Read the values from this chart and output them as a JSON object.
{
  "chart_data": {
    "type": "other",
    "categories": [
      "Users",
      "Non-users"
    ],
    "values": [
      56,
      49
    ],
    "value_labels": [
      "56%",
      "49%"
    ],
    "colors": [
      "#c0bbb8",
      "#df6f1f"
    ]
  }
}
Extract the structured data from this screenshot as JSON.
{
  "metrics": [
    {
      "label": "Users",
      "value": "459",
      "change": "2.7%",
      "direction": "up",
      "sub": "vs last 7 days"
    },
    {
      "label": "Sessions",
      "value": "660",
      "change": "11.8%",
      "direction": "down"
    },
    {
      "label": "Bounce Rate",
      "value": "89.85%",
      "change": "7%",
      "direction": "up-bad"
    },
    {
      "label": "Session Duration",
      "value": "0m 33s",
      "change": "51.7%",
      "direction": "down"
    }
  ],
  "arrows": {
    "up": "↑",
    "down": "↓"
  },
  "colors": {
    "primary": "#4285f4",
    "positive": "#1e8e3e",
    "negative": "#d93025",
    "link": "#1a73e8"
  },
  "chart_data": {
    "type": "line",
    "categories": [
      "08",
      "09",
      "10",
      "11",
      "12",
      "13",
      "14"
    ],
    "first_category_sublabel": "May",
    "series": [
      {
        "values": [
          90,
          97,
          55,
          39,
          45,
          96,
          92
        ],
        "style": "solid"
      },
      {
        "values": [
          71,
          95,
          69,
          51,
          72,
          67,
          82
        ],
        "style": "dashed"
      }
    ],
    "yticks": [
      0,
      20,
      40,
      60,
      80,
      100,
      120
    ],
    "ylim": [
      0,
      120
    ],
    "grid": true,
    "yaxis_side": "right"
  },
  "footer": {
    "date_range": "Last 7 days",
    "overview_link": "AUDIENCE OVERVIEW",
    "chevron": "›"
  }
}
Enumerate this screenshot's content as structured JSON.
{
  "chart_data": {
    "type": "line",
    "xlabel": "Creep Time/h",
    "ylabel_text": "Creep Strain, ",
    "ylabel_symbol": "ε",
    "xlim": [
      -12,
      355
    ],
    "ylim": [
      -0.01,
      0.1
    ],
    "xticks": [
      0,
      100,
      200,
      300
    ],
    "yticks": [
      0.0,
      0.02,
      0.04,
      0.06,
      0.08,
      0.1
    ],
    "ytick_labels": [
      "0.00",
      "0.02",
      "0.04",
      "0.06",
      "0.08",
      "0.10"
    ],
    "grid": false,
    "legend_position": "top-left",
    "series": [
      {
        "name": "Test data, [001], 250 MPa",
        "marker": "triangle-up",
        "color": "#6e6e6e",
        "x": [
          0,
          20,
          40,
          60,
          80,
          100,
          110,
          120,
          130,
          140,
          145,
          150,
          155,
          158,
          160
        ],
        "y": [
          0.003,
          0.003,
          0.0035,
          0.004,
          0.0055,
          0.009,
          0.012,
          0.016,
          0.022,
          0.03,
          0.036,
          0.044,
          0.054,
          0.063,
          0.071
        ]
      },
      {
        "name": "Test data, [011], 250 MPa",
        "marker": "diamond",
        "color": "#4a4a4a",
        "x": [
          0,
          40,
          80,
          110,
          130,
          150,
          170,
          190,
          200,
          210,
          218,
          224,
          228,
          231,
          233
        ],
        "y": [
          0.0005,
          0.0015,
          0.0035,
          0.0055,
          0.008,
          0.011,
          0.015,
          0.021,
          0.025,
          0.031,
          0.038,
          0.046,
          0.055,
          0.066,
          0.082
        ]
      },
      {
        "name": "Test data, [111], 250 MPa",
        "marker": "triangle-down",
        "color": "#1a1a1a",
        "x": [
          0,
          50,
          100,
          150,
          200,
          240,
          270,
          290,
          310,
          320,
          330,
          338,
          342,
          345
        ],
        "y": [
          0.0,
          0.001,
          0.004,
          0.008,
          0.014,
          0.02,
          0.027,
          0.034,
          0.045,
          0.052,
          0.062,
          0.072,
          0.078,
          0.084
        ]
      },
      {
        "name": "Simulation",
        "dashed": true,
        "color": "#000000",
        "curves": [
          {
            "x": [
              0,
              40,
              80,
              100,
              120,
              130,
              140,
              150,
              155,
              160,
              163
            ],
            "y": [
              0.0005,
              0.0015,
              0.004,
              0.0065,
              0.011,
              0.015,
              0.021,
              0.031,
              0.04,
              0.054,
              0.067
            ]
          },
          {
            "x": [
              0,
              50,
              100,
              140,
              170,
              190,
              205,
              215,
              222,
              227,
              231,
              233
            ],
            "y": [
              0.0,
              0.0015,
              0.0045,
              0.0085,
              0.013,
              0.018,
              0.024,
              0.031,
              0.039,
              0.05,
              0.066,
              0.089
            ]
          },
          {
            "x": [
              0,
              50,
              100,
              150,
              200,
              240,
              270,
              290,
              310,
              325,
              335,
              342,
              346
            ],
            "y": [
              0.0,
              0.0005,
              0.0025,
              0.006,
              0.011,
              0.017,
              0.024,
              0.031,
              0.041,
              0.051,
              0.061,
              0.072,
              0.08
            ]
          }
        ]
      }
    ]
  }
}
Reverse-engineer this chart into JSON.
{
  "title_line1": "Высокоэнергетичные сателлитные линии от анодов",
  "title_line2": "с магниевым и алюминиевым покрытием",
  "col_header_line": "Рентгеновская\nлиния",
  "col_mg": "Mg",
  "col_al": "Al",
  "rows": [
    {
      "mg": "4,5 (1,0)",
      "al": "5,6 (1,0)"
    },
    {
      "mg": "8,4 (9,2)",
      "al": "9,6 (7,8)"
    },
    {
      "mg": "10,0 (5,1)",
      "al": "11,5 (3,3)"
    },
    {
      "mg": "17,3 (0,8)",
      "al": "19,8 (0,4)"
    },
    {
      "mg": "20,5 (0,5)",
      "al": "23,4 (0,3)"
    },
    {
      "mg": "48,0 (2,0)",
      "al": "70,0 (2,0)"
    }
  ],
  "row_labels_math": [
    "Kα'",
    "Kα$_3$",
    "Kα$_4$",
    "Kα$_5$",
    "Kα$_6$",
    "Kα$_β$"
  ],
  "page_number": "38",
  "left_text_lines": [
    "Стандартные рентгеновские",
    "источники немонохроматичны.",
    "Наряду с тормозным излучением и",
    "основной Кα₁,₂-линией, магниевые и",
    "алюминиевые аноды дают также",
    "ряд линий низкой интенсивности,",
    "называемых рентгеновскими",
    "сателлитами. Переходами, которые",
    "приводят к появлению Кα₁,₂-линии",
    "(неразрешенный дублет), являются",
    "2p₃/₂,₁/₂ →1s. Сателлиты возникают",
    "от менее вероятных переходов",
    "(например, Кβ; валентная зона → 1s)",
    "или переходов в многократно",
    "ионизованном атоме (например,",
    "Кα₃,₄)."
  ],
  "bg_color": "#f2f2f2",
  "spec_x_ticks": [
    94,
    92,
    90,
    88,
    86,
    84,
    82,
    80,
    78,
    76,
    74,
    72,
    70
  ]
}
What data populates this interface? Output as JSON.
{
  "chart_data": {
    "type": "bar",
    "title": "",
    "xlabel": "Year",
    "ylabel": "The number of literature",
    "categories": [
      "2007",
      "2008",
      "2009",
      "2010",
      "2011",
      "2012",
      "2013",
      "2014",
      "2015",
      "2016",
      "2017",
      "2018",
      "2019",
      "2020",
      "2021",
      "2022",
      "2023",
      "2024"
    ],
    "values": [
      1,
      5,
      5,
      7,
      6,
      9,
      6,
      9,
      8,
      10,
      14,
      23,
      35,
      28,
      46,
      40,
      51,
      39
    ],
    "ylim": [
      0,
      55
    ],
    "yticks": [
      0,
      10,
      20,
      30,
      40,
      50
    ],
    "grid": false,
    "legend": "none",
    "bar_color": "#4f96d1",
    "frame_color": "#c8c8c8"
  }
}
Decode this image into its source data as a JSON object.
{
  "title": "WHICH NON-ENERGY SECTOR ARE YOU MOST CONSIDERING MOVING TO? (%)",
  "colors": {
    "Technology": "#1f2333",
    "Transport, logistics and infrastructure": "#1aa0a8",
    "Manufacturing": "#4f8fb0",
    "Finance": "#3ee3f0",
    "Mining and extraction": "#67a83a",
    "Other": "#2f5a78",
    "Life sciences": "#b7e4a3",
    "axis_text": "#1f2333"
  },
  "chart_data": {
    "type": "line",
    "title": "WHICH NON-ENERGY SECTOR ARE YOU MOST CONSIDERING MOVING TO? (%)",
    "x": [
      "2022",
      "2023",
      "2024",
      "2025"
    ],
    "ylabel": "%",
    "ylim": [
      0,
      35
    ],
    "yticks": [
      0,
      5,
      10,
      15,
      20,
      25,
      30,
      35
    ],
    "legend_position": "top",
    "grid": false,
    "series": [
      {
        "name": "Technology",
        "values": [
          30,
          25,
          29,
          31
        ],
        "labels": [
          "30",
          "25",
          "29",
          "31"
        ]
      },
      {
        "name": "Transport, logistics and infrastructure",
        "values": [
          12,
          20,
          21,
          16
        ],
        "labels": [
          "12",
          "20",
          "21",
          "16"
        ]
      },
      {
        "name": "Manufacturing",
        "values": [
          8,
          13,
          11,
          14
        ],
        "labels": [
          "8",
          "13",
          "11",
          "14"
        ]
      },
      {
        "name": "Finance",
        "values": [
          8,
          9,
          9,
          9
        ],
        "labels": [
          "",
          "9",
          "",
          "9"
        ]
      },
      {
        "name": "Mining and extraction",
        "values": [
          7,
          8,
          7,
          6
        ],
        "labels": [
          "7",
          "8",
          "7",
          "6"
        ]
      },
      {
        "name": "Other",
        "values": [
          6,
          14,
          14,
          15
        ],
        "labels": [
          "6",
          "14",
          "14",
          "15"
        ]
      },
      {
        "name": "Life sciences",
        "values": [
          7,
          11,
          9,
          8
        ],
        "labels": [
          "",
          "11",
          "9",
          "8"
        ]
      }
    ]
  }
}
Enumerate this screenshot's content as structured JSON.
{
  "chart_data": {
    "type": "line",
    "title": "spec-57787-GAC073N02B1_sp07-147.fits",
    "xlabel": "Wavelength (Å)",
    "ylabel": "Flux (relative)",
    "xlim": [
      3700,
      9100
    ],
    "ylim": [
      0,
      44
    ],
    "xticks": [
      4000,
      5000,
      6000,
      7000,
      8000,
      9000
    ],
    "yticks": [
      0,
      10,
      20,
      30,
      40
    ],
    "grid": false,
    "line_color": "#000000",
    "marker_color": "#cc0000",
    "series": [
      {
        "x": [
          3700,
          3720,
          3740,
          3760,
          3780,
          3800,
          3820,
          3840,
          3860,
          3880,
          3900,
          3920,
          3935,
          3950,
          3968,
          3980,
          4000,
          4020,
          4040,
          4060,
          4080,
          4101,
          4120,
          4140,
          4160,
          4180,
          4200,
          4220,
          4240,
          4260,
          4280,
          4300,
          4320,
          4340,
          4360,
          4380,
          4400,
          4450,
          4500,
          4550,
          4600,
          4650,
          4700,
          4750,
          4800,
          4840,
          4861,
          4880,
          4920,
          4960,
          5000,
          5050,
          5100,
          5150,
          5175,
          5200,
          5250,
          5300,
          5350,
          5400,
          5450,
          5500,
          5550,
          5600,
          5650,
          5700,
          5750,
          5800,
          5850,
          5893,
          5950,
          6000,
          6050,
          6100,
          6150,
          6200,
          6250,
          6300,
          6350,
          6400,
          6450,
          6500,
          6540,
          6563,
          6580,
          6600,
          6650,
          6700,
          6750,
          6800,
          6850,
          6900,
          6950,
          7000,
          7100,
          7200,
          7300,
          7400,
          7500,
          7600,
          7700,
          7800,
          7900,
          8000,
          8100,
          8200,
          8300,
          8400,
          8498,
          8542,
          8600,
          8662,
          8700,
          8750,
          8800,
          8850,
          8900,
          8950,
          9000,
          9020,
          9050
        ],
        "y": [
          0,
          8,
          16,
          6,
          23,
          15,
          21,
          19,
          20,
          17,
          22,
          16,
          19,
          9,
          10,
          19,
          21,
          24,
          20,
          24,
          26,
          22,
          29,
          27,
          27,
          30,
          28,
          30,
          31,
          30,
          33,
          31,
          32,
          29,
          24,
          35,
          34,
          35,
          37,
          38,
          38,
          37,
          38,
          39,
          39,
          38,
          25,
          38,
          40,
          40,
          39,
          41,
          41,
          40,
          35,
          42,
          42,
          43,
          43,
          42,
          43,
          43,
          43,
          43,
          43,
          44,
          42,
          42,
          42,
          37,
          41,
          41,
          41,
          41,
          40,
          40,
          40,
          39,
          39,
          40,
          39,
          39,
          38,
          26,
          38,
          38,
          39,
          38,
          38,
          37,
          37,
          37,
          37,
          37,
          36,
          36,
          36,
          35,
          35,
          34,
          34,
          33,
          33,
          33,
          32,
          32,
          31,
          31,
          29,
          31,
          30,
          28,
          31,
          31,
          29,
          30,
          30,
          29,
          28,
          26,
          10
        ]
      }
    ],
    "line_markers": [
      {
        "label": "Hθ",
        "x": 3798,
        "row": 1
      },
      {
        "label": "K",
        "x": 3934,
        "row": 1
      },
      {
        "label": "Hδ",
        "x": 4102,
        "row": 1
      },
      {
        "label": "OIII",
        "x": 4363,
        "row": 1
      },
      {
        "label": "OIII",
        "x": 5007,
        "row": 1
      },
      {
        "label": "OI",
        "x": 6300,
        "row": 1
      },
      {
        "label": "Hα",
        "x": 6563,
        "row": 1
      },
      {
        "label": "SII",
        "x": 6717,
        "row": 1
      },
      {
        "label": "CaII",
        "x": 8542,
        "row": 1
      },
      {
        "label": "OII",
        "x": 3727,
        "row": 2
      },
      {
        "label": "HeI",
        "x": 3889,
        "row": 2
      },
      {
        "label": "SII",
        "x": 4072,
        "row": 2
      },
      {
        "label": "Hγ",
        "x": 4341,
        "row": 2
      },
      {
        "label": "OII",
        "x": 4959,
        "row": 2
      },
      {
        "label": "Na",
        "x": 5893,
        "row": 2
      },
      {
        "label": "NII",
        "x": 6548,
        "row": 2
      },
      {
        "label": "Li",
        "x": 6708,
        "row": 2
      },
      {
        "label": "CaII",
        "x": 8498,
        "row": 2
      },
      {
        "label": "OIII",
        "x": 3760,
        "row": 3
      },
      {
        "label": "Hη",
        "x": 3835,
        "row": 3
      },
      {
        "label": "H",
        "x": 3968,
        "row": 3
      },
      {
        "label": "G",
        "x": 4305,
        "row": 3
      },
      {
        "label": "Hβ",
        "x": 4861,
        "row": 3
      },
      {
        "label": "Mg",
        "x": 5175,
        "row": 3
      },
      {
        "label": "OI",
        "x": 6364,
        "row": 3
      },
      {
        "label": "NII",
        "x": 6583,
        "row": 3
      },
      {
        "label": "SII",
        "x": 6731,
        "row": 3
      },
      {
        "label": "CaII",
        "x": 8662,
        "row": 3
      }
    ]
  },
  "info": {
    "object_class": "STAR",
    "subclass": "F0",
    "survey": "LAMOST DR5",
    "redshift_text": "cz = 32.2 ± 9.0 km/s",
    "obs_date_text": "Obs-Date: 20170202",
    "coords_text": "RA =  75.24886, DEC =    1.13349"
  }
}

------------------------------

→ **The task**
Search the entries for the word "sciences" and pick out every line that holds it.

→ **Answer to the exercise**
    "Life sciences": "#b7e4a3",
        "name": "Life sciences",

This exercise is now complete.